***** Extracted records *****

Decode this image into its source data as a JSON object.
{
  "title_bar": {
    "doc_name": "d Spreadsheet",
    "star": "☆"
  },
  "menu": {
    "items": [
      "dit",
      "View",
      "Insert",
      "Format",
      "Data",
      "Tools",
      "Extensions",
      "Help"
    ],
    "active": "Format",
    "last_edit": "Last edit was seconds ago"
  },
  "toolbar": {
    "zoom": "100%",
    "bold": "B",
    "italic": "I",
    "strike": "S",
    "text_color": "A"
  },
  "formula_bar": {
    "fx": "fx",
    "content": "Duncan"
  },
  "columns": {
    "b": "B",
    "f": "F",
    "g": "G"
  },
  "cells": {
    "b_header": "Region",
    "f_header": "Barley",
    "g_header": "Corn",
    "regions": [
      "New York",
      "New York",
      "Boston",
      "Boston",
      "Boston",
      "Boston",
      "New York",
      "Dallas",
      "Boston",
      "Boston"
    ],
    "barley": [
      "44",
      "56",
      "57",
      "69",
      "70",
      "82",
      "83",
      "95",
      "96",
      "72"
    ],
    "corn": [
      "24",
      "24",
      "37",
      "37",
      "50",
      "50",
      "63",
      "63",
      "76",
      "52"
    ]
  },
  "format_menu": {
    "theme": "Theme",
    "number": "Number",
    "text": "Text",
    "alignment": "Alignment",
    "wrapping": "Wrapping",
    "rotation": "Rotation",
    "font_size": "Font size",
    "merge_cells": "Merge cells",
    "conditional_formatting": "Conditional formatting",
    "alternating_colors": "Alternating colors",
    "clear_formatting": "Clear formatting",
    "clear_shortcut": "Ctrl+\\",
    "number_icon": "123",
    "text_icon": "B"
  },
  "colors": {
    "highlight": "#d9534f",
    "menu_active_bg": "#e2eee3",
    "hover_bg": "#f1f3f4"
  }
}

*****

The material above is to be transcribed in full, exactly as it appears.

Decode this image into its source data as a JSON object.
{
  "title_bar": {
    "doc_name": "d Spreadsheet",
    "star": "☆"
  },
  "menu": {
    "items": [
      "dit",
      "View",
      "Insert",
      "Format",
      "Data",
      "Tools",
      "Extensions",
      "Help"
    ],
    "active": "Format",
    "last_edit": "Last edit was seconds ago"
  },
  "toolbar": {
    "zoom": "100%",
    "bold": "B",
    "italic": "I",
    "strike": "S",
    "text_color": "A"
  },
  "formula_bar": {
    "fx": "fx",
    "content": "Duncan"
  },
  "columns": {
    "b": "B",
    "f": "F",
    "g": "G"
  },
  "cells": {
    "b_header": "Region",
    "f_header": "Barley",
    "g_header": "Corn",
    "regions": [
      "New York",
      "New York",
      "Boston",
      "Boston",
      "Boston",
      "Boston",
      "New York",
      "Dallas",
      "Boston",
      "Boston"
    ],
    "barley": [
      "44",
      "56",
      "57",
      "69",
      "70",
      "82",
      "83",
      "95",
      "96",
      "72"
    ],
    "corn": [
      "24",
      "24",
      "37",
      "37",
      "50",
      "50",
      "63",
      "63",
      "76",
      "52"
    ]
  },
  "format_menu": {
    "theme": "Theme",
    "number": "Number",
    "text": "Text",
    "alignment": "Alignment",
    "wrapping": "Wrapping",
    "rotation": "Rotation",
    "font_size": "Font size",
    "merge_cells": "Merge cells",
    "conditional_formatting": "Conditional formatting",
    "alternating_colors": "Alternating colors",
    "clear_formatting": "Clear formatting",
    "clear_shortcut": "Ctrl+\\",
    "number_icon": "123",
    "text_icon": "B"
  },
  "colors": {
    "highlight": "#d9534f",
    "menu_active_bg": "#e2eee3",
    "hover_bg": "#f1f3f4"
  }
}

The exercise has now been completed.